**Records shown:**
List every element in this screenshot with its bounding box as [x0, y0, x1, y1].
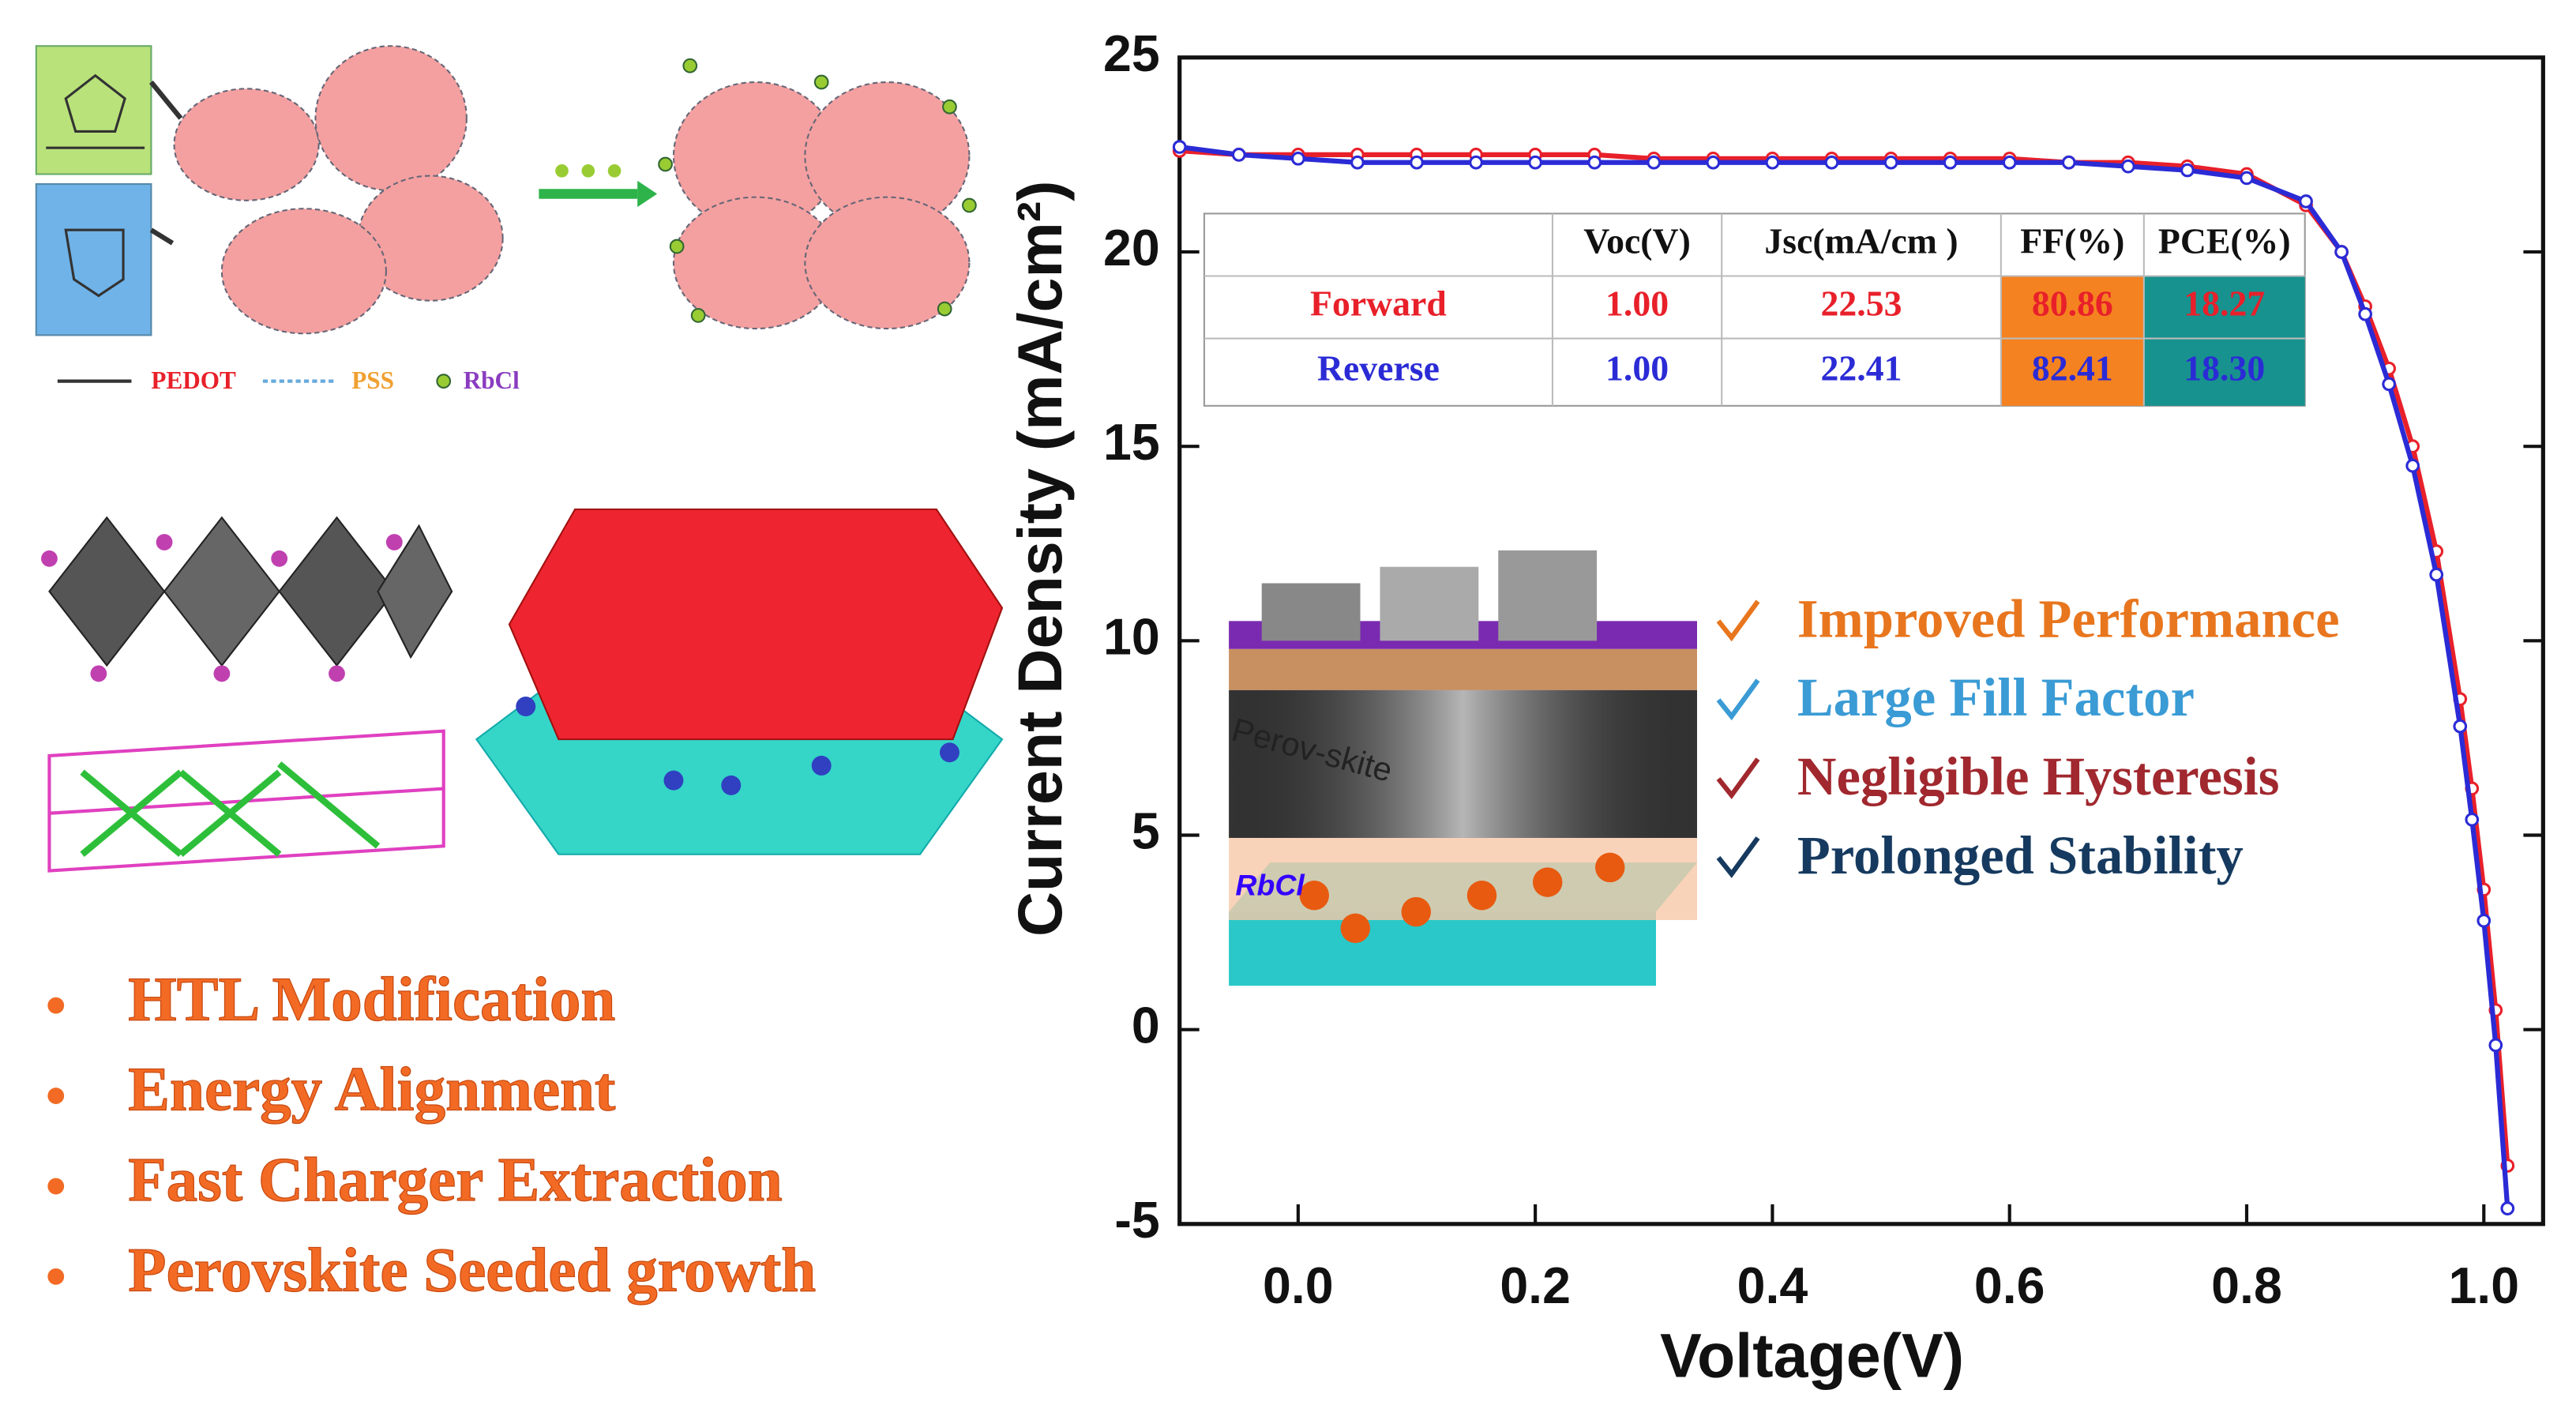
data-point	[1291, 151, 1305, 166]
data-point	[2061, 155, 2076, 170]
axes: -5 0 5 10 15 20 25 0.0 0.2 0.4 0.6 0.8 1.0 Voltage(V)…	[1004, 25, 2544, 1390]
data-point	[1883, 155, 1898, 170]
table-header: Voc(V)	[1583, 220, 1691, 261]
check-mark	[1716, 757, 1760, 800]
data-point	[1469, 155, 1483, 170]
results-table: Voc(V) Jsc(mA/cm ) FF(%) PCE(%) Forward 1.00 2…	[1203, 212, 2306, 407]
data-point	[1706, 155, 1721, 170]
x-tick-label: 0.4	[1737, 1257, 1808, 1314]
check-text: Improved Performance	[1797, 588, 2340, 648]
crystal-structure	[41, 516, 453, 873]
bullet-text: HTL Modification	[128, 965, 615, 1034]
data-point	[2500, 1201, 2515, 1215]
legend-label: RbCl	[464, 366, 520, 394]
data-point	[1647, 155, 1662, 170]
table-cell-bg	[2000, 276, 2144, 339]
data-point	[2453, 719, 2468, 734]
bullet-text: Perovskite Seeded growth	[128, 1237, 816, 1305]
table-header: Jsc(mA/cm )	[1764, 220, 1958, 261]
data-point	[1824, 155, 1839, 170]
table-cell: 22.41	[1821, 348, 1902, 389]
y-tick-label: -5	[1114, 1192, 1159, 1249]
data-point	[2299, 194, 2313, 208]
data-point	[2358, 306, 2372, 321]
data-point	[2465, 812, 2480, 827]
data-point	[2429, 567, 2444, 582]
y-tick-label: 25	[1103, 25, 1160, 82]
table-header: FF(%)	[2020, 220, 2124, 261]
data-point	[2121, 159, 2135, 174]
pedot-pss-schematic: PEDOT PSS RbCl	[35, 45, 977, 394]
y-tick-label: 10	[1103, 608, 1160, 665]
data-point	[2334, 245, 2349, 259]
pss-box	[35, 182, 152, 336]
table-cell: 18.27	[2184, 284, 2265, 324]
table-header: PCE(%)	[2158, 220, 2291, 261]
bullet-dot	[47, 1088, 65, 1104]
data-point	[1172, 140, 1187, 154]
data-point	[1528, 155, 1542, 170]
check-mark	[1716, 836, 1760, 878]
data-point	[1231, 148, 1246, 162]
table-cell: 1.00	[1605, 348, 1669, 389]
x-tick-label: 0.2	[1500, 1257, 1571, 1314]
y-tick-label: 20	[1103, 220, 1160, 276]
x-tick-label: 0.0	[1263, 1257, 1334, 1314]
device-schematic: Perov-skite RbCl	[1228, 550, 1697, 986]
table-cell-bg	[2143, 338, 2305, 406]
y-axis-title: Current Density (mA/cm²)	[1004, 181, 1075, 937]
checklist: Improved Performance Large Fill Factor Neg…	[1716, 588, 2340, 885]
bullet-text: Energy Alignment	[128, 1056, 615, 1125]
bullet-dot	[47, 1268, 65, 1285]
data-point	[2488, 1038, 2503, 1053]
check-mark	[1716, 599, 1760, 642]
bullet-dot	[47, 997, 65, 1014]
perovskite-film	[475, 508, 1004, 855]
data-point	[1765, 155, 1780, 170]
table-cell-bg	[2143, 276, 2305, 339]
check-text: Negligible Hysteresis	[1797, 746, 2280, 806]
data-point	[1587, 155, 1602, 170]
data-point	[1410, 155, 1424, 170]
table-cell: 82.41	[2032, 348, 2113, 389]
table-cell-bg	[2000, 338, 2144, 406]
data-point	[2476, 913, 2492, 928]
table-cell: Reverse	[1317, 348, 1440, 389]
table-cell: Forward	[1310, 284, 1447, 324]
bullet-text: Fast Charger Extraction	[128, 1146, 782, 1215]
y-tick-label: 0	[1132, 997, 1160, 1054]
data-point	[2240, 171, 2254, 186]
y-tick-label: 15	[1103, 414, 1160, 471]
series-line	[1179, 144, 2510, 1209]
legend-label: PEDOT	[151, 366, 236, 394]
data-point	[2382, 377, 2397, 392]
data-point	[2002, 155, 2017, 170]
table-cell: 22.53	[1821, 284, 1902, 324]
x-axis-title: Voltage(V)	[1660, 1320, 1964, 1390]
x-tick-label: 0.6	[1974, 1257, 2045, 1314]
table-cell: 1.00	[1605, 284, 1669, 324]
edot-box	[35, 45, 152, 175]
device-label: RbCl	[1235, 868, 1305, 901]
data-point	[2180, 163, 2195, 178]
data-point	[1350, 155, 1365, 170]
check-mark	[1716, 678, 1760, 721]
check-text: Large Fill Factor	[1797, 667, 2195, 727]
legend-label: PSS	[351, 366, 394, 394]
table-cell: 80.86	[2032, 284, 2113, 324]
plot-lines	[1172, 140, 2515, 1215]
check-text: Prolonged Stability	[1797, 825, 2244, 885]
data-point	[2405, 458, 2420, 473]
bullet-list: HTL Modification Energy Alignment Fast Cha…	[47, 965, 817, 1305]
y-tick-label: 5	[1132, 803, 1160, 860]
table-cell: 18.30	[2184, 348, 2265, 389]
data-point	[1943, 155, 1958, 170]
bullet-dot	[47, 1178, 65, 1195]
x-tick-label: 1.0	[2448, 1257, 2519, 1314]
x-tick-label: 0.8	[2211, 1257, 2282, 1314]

**What the task requires:**
Rewrite the stretch from the line containing "151, 1305, 166]" through the line containing "155, 1721, 170]", replacing every "data-point" with "plot-marker" and leaving everything else as it is. Give back only those lines.

**Exercise answer:**
plot-marker	[1291, 151, 1305, 166]
plot-marker	[2061, 155, 2076, 170]
axes: -5 0 5 10 15 20 25 0.0 0.2 0.4 0.6 0.8 1.0 Voltage(V)…	[1004, 25, 2544, 1390]
plot-marker	[1883, 155, 1898, 170]
table-header: Voc(V)	[1583, 220, 1691, 261]
check-mark	[1716, 757, 1760, 800]
plot-marker	[1469, 155, 1483, 170]
results-table: Voc(V) Jsc(mA/cm ) FF(%) PCE(%) Forward 1.00 2…	[1203, 212, 2306, 407]
plot-marker	[1706, 155, 1721, 170]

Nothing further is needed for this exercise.